> [LISTED ENTRIES]:
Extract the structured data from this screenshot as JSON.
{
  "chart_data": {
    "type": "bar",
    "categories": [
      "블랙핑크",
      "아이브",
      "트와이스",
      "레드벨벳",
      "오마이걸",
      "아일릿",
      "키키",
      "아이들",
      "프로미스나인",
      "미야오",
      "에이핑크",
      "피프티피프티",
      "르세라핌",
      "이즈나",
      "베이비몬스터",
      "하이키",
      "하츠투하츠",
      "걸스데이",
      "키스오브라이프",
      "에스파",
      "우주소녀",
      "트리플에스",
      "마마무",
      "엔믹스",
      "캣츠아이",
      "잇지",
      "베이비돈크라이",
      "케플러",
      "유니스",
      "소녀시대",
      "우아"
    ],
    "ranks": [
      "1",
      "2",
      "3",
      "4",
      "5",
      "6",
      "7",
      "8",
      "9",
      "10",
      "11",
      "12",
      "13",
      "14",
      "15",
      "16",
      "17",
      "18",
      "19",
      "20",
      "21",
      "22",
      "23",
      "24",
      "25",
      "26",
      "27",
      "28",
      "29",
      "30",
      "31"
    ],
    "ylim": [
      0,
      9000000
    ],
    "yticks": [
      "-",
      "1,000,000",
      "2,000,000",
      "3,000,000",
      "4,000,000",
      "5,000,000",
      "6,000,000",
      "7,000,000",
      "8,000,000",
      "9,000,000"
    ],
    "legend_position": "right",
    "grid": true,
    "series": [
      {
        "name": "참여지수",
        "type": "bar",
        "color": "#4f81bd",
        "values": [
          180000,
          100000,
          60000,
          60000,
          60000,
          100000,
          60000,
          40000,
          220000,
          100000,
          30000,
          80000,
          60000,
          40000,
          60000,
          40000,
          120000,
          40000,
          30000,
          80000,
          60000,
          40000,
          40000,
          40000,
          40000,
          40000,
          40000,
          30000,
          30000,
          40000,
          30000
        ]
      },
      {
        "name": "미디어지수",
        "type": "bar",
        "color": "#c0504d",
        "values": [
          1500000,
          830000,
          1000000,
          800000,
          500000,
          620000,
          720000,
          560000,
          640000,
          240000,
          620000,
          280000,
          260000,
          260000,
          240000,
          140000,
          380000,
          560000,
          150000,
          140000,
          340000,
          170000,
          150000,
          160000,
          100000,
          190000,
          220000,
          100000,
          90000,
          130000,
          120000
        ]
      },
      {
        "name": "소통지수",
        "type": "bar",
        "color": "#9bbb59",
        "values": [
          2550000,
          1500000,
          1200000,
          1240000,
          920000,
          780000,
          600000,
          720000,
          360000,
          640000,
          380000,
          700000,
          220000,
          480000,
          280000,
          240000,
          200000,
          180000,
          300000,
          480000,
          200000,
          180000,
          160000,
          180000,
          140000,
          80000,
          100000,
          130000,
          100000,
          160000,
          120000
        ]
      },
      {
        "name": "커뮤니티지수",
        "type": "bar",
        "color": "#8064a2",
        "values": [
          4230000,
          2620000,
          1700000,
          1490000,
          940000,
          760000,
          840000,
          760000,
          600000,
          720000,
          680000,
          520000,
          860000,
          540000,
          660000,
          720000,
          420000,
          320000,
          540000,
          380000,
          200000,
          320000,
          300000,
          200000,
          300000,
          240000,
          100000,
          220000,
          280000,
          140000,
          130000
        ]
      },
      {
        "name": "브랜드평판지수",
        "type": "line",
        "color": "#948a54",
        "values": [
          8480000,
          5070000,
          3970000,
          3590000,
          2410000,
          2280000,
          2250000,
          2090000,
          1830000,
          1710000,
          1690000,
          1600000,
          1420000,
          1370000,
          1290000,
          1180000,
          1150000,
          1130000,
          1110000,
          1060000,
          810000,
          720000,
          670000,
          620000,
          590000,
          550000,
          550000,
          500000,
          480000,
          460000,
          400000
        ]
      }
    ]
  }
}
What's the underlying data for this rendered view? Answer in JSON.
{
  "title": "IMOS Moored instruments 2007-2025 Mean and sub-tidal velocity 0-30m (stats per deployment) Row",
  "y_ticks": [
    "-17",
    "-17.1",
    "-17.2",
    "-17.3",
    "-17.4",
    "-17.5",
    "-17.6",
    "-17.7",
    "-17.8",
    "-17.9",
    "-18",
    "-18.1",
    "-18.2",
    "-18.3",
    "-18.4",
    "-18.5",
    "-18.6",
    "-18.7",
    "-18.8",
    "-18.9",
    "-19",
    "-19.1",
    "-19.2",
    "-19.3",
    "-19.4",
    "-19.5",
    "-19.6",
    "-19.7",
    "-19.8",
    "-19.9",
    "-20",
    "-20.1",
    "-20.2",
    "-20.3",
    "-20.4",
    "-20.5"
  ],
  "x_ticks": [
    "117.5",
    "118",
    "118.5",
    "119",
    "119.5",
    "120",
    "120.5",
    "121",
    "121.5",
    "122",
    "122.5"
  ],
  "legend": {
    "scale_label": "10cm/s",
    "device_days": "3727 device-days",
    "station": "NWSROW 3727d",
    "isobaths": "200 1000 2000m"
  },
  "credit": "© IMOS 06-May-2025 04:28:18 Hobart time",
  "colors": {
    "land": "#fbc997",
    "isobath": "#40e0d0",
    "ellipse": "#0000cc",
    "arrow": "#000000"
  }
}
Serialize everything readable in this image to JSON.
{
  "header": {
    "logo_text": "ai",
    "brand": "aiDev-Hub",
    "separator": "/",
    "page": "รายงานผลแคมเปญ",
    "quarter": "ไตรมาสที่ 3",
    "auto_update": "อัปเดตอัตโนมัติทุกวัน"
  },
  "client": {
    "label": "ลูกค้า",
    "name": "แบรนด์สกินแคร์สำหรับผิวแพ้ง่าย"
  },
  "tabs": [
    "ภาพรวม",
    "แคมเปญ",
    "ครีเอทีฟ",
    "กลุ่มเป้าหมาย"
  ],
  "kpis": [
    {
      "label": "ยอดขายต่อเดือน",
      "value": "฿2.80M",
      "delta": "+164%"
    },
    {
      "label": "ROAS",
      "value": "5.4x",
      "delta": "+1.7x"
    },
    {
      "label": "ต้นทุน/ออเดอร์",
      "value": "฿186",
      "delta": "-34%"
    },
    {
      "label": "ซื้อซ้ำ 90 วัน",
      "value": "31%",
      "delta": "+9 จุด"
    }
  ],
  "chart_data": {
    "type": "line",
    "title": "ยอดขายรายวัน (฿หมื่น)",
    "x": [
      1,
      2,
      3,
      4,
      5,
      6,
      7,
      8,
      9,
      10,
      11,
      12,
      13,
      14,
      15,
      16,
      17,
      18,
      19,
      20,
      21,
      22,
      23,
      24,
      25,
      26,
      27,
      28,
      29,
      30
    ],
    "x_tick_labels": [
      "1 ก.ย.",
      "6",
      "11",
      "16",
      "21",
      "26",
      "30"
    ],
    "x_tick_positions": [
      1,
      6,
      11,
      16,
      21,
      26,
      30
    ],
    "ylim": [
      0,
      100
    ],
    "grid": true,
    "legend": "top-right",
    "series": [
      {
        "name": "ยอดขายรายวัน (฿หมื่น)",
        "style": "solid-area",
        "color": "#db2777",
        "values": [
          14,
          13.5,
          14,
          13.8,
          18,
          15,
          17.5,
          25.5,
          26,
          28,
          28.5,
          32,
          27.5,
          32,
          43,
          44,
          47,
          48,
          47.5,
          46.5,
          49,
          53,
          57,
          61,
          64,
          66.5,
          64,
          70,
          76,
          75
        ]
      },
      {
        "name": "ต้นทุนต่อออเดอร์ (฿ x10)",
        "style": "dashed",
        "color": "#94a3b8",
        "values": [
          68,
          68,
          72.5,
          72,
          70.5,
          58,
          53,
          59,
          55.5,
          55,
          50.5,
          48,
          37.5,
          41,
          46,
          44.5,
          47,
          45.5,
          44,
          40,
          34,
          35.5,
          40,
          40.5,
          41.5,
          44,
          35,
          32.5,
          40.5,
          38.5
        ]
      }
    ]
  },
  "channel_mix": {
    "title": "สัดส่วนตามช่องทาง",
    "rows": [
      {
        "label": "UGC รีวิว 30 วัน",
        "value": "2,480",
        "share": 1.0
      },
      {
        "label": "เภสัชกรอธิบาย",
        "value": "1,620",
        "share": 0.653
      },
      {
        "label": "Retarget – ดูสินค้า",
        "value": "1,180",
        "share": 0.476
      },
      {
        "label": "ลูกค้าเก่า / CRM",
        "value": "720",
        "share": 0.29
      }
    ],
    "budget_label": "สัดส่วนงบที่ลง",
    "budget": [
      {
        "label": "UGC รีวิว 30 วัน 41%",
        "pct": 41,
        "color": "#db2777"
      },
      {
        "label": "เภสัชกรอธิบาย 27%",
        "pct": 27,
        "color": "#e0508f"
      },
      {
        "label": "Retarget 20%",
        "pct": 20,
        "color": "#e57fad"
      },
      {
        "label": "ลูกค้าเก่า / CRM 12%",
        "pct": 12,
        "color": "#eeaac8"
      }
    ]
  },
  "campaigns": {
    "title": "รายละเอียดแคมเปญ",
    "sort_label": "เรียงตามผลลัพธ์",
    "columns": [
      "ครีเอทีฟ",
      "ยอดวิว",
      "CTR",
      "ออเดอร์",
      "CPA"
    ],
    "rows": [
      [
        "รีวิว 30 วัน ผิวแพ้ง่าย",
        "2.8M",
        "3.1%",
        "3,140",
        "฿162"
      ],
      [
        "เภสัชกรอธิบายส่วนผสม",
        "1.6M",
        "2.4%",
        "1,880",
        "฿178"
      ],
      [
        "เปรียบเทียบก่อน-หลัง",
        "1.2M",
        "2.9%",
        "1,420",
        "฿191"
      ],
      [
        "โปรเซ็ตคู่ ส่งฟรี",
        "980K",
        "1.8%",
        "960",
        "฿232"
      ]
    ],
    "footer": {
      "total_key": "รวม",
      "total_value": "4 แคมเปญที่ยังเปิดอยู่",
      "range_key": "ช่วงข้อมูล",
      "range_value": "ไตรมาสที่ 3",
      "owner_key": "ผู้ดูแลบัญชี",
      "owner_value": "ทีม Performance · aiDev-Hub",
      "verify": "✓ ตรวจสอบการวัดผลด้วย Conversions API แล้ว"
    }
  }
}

> [THE TASK]:
Find how many lines in the listing contain the word "ชกรอธ" and give that count alone.

> [THE SOLUTION]:
3